- _WRITTEN PROBLEM_
Each line of the listing that contains the word "Предоставить" is to be copied.
══ LISTING
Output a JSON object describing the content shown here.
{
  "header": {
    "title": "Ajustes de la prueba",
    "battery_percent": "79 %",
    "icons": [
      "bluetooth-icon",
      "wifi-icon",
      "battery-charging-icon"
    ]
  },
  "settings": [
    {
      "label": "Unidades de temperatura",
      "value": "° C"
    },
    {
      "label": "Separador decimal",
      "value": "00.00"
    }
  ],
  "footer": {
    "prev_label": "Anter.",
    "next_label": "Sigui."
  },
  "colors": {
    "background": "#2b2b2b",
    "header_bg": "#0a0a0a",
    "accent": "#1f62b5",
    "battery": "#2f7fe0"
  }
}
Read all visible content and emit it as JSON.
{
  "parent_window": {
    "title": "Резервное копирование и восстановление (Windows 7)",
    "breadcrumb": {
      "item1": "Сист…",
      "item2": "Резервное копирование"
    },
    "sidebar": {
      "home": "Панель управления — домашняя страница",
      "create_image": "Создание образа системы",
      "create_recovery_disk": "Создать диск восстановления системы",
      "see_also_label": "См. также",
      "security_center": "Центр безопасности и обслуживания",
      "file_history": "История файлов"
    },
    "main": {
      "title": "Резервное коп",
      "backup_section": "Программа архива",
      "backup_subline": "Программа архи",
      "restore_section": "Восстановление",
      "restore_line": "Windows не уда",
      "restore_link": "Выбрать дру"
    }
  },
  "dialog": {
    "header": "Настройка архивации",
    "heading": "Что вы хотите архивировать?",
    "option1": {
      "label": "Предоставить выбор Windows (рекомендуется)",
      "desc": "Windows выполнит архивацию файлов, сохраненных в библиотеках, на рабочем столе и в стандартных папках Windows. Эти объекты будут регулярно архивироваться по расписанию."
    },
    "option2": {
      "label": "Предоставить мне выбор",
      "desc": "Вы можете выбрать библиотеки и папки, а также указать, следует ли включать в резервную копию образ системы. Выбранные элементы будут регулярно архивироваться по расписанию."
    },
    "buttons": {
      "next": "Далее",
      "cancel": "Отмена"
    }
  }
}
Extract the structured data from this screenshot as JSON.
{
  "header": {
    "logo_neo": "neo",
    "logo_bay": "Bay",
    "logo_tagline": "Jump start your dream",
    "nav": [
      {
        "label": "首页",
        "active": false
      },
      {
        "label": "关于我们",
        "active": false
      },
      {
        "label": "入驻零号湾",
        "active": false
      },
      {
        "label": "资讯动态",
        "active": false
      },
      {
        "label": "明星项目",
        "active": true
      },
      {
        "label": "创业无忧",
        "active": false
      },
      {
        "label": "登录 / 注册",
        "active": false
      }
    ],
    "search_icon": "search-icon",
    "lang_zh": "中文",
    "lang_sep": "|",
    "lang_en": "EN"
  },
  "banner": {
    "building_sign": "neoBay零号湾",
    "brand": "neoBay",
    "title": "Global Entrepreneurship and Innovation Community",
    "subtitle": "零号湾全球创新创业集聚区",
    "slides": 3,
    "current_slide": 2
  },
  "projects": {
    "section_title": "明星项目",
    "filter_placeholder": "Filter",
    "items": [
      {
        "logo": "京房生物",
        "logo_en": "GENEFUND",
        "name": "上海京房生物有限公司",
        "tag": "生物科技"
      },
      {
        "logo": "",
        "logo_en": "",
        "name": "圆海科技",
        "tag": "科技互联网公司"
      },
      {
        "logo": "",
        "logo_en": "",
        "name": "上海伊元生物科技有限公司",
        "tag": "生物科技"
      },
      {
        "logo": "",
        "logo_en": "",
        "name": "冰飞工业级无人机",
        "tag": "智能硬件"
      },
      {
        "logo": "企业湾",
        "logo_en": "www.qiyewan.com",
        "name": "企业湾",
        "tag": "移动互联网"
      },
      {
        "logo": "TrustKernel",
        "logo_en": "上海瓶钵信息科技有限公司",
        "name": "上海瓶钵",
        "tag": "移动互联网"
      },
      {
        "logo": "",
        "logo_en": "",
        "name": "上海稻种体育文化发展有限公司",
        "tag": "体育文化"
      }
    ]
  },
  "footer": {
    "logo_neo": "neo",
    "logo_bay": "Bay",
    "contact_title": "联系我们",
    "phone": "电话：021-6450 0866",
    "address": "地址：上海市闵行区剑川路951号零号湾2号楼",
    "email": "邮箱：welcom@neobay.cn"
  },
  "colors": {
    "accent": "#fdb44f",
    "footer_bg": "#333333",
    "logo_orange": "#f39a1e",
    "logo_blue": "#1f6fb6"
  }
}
════
- _TASK SOLUTION_
      "label": "Предоставить выбор Windows (рекомендуется)",
      "label": "Предоставить мне выбор",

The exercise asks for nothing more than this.